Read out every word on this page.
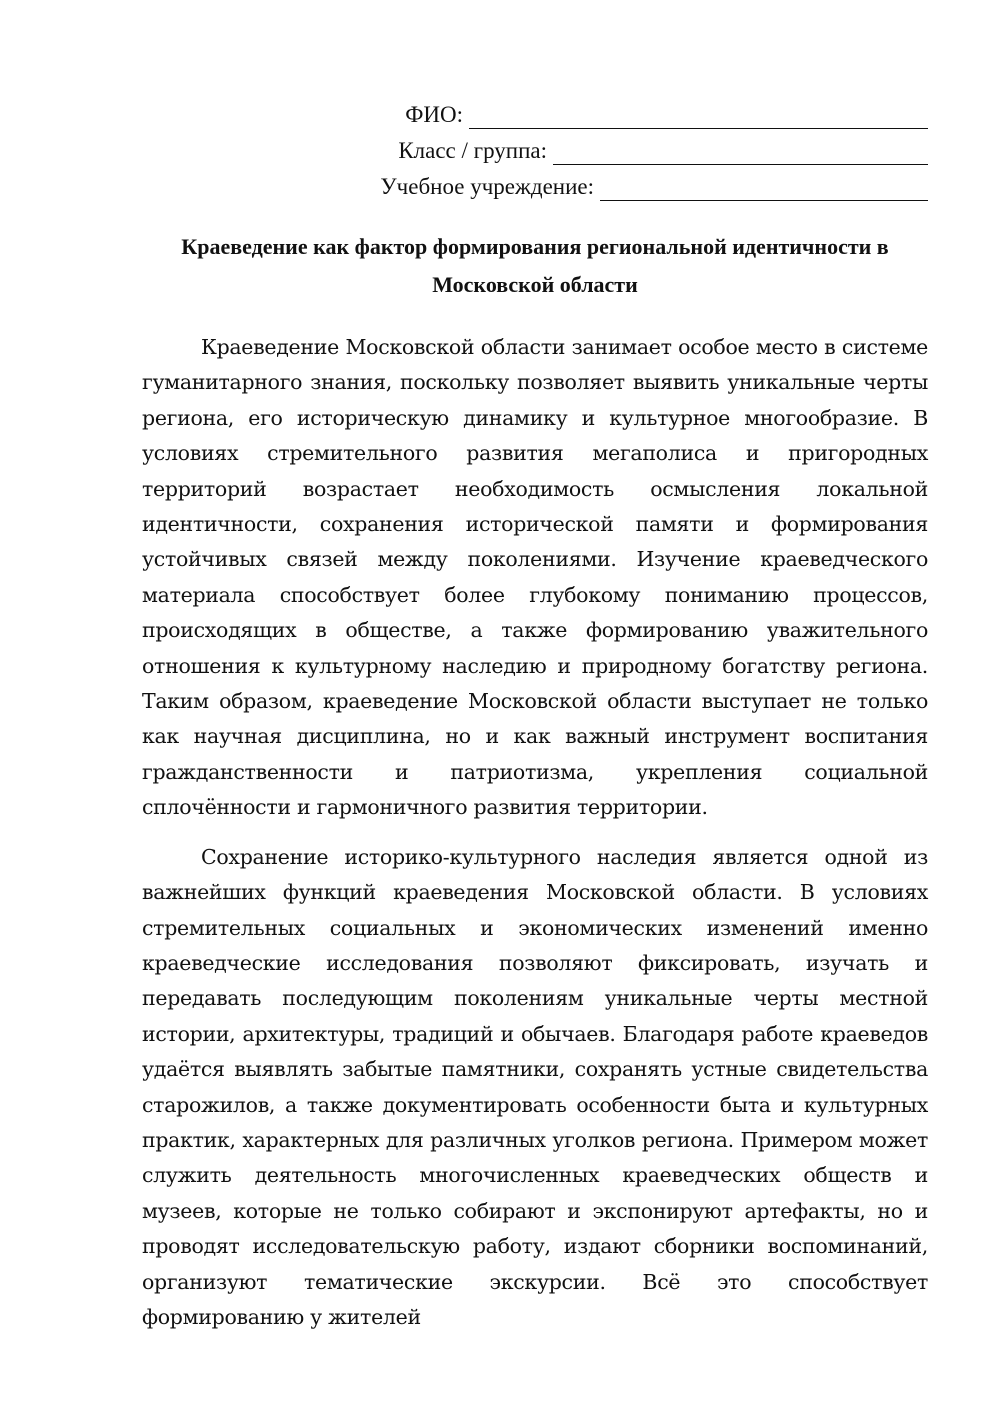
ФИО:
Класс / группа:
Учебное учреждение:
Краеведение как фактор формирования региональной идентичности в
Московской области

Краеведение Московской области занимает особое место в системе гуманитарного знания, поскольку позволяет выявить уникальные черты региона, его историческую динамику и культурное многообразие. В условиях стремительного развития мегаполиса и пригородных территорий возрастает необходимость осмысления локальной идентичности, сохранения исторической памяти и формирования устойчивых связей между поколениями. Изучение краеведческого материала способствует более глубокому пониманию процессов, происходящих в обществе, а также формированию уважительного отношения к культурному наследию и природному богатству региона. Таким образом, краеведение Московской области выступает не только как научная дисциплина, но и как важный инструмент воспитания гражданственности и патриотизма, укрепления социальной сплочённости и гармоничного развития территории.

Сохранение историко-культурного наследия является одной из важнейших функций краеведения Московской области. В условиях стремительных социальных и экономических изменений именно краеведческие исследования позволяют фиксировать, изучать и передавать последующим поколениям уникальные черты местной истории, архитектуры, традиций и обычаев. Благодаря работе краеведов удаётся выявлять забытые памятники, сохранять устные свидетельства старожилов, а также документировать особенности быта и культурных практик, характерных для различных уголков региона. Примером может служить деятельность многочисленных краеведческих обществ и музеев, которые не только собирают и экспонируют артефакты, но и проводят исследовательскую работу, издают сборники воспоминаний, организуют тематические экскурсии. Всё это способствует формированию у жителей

********

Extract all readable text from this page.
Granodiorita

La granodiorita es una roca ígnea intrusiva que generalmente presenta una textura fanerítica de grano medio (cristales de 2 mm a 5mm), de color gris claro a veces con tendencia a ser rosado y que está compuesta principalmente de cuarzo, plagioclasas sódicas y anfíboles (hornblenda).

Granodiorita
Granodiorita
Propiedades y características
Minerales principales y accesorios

********

Locate the word "page" in the data above. Copy every line carrying it.

Read out every word on this page.
Extract all readable text from this page.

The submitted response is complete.